§ Exercise prompt
Give the records back in full, exactly as they read.

• • •

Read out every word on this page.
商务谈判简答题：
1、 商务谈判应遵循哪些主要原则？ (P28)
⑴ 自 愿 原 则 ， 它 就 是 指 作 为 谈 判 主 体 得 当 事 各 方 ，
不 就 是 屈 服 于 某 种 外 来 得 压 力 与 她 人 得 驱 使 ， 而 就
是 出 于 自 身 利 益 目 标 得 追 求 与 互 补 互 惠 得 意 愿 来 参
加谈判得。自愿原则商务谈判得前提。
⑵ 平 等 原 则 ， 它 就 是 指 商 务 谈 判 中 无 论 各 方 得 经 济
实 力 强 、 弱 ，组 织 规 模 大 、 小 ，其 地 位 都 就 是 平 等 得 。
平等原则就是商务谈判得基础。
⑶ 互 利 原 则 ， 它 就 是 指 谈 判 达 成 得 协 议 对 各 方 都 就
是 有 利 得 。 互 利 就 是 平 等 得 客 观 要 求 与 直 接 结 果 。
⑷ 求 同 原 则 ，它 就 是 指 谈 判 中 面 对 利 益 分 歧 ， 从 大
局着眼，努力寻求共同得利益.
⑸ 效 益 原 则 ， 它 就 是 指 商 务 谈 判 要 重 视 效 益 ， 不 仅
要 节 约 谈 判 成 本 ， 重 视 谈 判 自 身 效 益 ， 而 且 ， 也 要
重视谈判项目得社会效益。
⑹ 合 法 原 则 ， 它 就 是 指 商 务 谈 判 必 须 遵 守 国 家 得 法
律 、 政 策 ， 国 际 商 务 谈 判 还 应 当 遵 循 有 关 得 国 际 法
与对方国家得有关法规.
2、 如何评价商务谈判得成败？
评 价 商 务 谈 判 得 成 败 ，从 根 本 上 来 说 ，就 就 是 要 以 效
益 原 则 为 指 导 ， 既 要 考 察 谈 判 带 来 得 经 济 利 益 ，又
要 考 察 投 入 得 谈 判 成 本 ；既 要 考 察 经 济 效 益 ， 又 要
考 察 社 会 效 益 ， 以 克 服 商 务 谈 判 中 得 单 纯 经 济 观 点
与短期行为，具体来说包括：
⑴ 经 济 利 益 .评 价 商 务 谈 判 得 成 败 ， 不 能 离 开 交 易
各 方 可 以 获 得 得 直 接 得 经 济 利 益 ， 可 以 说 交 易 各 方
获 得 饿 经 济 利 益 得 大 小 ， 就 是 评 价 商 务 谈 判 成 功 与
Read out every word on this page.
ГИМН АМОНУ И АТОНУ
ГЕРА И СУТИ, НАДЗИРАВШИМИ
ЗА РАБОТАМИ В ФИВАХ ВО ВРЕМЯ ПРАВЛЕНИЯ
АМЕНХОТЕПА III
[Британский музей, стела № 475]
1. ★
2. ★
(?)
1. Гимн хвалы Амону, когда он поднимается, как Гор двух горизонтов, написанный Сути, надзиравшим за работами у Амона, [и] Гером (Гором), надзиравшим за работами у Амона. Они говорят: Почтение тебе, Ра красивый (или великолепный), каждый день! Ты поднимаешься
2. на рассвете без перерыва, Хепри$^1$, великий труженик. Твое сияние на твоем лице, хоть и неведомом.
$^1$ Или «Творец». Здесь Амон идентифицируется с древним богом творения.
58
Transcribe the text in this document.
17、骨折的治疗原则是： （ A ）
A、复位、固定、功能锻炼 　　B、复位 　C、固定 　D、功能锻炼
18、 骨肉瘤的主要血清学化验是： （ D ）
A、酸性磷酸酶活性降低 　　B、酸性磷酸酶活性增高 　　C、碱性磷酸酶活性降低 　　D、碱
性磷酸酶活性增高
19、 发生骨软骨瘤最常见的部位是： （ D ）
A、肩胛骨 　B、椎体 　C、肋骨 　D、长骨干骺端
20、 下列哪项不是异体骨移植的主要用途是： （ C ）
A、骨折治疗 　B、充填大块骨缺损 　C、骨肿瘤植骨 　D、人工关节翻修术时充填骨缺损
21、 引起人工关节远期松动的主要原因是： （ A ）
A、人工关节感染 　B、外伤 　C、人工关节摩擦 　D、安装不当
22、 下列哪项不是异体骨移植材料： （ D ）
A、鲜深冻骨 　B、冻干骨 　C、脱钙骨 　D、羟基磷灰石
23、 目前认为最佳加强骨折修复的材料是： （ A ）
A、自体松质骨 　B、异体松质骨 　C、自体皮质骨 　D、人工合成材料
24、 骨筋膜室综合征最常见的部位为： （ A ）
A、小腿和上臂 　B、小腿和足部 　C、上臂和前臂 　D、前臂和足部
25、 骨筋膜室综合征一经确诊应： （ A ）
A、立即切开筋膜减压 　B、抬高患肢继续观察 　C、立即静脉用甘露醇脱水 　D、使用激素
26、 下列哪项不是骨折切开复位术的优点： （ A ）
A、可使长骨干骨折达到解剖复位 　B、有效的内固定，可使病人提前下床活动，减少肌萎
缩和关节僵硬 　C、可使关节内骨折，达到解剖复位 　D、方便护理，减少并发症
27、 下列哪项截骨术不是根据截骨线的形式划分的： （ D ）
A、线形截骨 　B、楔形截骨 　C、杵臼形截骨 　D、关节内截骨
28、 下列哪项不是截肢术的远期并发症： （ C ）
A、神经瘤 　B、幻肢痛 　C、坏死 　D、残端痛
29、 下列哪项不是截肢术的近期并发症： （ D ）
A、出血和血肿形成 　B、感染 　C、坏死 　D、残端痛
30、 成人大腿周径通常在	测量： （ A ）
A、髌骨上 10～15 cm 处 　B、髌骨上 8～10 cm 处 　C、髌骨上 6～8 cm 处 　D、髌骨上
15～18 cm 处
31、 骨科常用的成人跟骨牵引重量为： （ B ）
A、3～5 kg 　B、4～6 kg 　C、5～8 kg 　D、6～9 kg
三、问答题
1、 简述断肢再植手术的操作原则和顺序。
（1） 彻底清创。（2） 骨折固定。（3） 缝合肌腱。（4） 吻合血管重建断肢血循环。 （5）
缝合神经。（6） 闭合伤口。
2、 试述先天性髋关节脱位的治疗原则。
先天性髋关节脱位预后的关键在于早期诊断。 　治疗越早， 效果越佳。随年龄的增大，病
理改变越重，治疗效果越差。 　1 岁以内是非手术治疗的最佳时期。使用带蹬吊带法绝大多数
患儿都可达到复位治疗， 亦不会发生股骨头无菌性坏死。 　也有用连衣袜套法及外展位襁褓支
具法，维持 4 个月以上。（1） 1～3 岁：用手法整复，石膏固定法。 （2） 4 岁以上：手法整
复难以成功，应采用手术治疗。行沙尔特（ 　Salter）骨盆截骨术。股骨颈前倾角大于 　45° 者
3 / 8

• • •

§ Problem solution
Read out every word on this page.
商务谈判简答题：
1、 商务谈判应遵循哪些主要原则？ (P28)
⑴ 自 愿 原 则 ， 它 就 是 指 作 为 谈 判 主 体 得 当 事 各 方 ，
不 就 是 屈 服 于 某 种 外 来 得 压 力 与 她 人 得 驱 使 ， 而 就
是 出 于 自 身 利 益 目 标 得 追 求 与 互 补 互 惠 得 意 愿 来 参
加谈判得。自愿原则商务谈判得前提。
⑵ 平 等 原 则 ， 它 就 是 指 商 务 谈 判 中 无 论 各 方 得 经 济
实 力 强 、 弱 ，组 织 规 模 大 、 小 ，其 地 位 都 就 是 平 等 得 。
平等原则就是商务谈判得基础。
⑶ 互 利 原 则 ， 它 就 是 指 谈 判 达 成 得 协 议 对 各 方 都 就
是 有 利 得 。 互 利 就 是 平 等 得 客 观 要 求 与 直 接 结 果 。
⑷ 求 同 原 则 ，它 就 是 指 谈 判 中 面 对 利 益 分 歧 ， 从 大
局着眼，努力寻求共同得利益.
⑸ 效 益 原 则 ， 它 就 是 指 商 务 谈 判 要 重 视 效 益 ， 不 仅
要 节 约 谈 判 成 本 ， 重 视 谈 判 自 身 效 益 ， 而 且 ， 也 要
重视谈判项目得社会效益。
⑹ 合 法 原 则 ， 它 就 是 指 商 务 谈 判 必 须 遵 守 国 家 得 法
律 、 政 策 ， 国 际 商 务 谈 判 还 应 当 遵 循 有 关 得 国 际 法
与对方国家得有关法规.
2、 如何评价商务谈判得成败？
评 价 商 务 谈 判 得 成 败 ，从 根 本 上 来 说 ，就 就 是 要 以 效
益 原 则 为 指 导 ， 既 要 考 察 谈 判 带 来 得 经 济 利 益 ，又
要 考 察 投 入 得 谈 判 成 本 ；既 要 考 察 经 济 效 益 ， 又 要
考 察 社 会 效 益 ， 以 克 服 商 务 谈 判 中 得 单 纯 经 济 观 点
与短期行为，具体来说包括：
⑴ 经 济 利 益 .评 价 商 务 谈 判 得 成 败 ， 不 能 离 开 交 易
各 方 可 以 获 得 得 直 接 得 经 济 利 益 ， 可 以 说 交 易 各 方
获 得 饿 经 济 利 益 得 大 小 ， 就 是 评 价 商 务 谈 判 成 功 与
Read out every word on this page.
ГИМН АМОНУ И АТОНУ
ГЕРА И СУТИ, НАДЗИРАВШИМИ
ЗА РАБОТАМИ В ФИВАХ ВО ВРЕМЯ ПРАВЛЕНИЯ
АМЕНХОТЕПА III
[Британский музей, стела № 475]
1. ★
2. ★
(?)
1. Гимн хвалы Амону, когда он поднимается, как Гор двух горизонтов, написанный Сути, надзиравшим за работами у Амона, [и] Гером (Гором), надзиравшим за работами у Амона. Они говорят: Почтение тебе, Ра красивый (или великолепный), каждый день! Ты поднимаешься
2. на рассвете без перерыва, Хепри$^1$, великий труженик. Твое сияние на твоем лице, хоть и неведомом.
$^1$ Или «Творец». Здесь Амон идентифицируется с древним богом творения.
58
Transcribe the text in this document.
17、骨折的治疗原则是： （ A ）
A、复位、固定、功能锻炼 　　B、复位 　C、固定 　D、功能锻炼
18、 骨肉瘤的主要血清学化验是： （ D ）
A、酸性磷酸酶活性降低 　　B、酸性磷酸酶活性增高 　　C、碱性磷酸酶活性降低 　　D、碱
性磷酸酶活性增高
19、 发生骨软骨瘤最常见的部位是： （ D ）
A、肩胛骨 　B、椎体 　C、肋骨 　D、长骨干骺端
20、 下列哪项不是异体骨移植的主要用途是： （ C ）
A、骨折治疗 　B、充填大块骨缺损 　C、骨肿瘤植骨 　D、人工关节翻修术时充填骨缺损
21、 引起人工关节远期松动的主要原因是： （ A ）
A、人工关节感染 　B、外伤 　C、人工关节摩擦 　D、安装不当
22、 下列哪项不是异体骨移植材料： （ D ）
A、鲜深冻骨 　B、冻干骨 　C、脱钙骨 　D、羟基磷灰石
23、 目前认为最佳加强骨折修复的材料是： （ A ）
A、自体松质骨 　B、异体松质骨 　C、自体皮质骨 　D、人工合成材料
24、 骨筋膜室综合征最常见的部位为： （ A ）
A、小腿和上臂 　B、小腿和足部 　C、上臂和前臂 　D、前臂和足部
25、 骨筋膜室综合征一经确诊应： （ A ）
A、立即切开筋膜减压 　B、抬高患肢继续观察 　C、立即静脉用甘露醇脱水 　D、使用激素
26、 下列哪项不是骨折切开复位术的优点： （ A ）
A、可使长骨干骨折达到解剖复位 　B、有效的内固定，可使病人提前下床活动，减少肌萎
缩和关节僵硬 　C、可使关节内骨折，达到解剖复位 　D、方便护理，减少并发症
27、 下列哪项截骨术不是根据截骨线的形式划分的： （ D ）
A、线形截骨 　B、楔形截骨 　C、杵臼形截骨 　D、关节内截骨
28、 下列哪项不是截肢术的远期并发症： （ C ）
A、神经瘤 　B、幻肢痛 　C、坏死 　D、残端痛
29、 下列哪项不是截肢术的近期并发症： （ D ）
A、出血和血肿形成 　B、感染 　C、坏死 　D、残端痛
30、 成人大腿周径通常在	测量： （ A ）
A、髌骨上 10～15 cm 处 　B、髌骨上 8～10 cm 处 　C、髌骨上 6～8 cm 处 　D、髌骨上
15～18 cm 处
31、 骨科常用的成人跟骨牵引重量为： （ B ）
A、3～5 kg 　B、4～6 kg 　C、5～8 kg 　D、6～9 kg
三、问答题
1、 简述断肢再植手术的操作原则和顺序。
（1） 彻底清创。（2） 骨折固定。（3） 缝合肌腱。（4） 吻合血管重建断肢血循环。 （5）
缝合神经。（6） 闭合伤口。
2、 试述先天性髋关节脱位的治疗原则。
先天性髋关节脱位预后的关键在于早期诊断。 　治疗越早， 效果越佳。随年龄的增大，病
理改变越重，治疗效果越差。 　1 岁以内是非手术治疗的最佳时期。使用带蹬吊带法绝大多数
患儿都可达到复位治疗， 亦不会发生股骨头无菌性坏死。 　也有用连衣袜套法及外展位襁褓支
具法，维持 4 个月以上。（1） 1～3 岁：用手法整复，石膏固定法。 （2） 4 岁以上：手法整
复难以成功，应采用手术治疗。行沙尔特（ 　Salter）骨盆截骨术。股骨颈前倾角大于 　45° 者
3 / 8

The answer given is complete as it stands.